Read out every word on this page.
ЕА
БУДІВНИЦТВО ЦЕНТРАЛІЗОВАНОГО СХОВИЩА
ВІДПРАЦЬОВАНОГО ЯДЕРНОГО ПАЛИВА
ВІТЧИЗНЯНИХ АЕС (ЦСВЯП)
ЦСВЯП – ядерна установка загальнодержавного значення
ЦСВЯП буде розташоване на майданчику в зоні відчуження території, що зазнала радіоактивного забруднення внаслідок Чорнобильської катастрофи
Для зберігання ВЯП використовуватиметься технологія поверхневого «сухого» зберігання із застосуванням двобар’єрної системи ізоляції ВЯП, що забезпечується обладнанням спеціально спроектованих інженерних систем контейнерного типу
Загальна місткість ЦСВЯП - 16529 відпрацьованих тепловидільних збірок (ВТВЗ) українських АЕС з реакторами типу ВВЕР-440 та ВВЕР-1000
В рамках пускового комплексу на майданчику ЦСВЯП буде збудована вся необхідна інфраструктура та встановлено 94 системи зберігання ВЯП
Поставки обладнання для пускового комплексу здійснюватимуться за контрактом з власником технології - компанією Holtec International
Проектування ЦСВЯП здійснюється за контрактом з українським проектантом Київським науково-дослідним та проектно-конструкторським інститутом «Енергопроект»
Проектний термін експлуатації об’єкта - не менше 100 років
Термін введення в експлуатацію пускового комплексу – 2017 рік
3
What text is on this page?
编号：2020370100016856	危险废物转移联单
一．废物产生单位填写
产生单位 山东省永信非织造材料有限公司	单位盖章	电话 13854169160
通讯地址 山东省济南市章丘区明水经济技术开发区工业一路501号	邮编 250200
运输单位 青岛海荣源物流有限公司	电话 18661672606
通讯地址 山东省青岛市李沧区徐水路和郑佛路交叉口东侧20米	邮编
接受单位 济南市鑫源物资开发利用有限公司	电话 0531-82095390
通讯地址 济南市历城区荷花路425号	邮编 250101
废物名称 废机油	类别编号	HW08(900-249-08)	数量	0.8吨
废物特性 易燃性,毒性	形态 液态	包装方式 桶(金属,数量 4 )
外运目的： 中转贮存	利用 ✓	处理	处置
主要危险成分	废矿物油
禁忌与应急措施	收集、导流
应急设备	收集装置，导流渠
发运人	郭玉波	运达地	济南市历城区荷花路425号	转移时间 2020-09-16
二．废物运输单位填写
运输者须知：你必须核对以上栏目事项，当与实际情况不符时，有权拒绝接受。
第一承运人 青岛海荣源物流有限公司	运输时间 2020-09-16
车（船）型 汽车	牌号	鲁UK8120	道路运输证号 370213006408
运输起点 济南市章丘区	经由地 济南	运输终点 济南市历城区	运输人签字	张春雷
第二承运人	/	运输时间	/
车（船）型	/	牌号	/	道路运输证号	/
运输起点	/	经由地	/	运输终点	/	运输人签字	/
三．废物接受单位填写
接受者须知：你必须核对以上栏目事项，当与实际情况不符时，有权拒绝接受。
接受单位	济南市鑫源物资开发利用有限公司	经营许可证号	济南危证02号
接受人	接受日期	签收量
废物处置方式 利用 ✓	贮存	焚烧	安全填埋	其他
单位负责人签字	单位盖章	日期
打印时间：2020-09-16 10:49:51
+-------+
Beginning at the line containing "What text is on this page?", repeat each line exactly through the last line of the entries, and include no other lines.

**The result:**
What text is on this page?
编号：2020370100016856	危险废物转移联单
一．废物产生单位填写
产生单位 山东省永信非织造材料有限公司	单位盖章	电话 13854169160
通讯地址 山东省济南市章丘区明水经济技术开发区工业一路501号	邮编 250200
运输单位 青岛海荣源物流有限公司	电话 18661672606
通讯地址 山东省青岛市李沧区徐水路和郑佛路交叉口东侧20米	邮编
接受单位 济南市鑫源物资开发利用有限公司	电话 0531-82095390
通讯地址 济南市历城区荷花路425号	邮编 250101
废物名称 废机油	类别编号	HW08(900-249-08)	数量	0.8吨
废物特性 易燃性,毒性	形态 液态	包装方式 桶(金属,数量 4 )
外运目的： 中转贮存	利用 ✓	处理	处置
主要危险成分	废矿物油
禁忌与应急措施	收集、导流
应急设备	收集装置，导流渠
发运人	郭玉波	运达地	济南市历城区荷花路425号	转移时间 2020-09-16
二．废物运输单位填写
运输者须知：你必须核对以上栏目事项，当与实际情况不符时，有权拒绝接受。
第一承运人 青岛海荣源物流有限公司	运输时间 2020-09-16
车（船）型 汽车	牌号	鲁UK8120	道路运输证号 370213006408
运输起点 济南市章丘区	经由地 济南	运输终点 济南市历城区	运输人签字	张春雷
第二承运人	/	运输时间	/
车（船）型	/	牌号	/	道路运输证号	/
运输起点	/	经由地	/	运输终点	/	运输人签字	/
三．废物接受单位填写
接受者须知：你必须核对以上栏目事项，当与实际情况不符时，有权拒绝接受。
接受单位	济南市鑫源物资开发利用有限公司	经营许可证号	济南危证02号
接受人	接受日期	签收量
废物处置方式 利用 ✓	贮存	焚烧	安全填埋	其他
单位负责人签字	单位盖章	日期
打印时间：2020-09-16 10:49:51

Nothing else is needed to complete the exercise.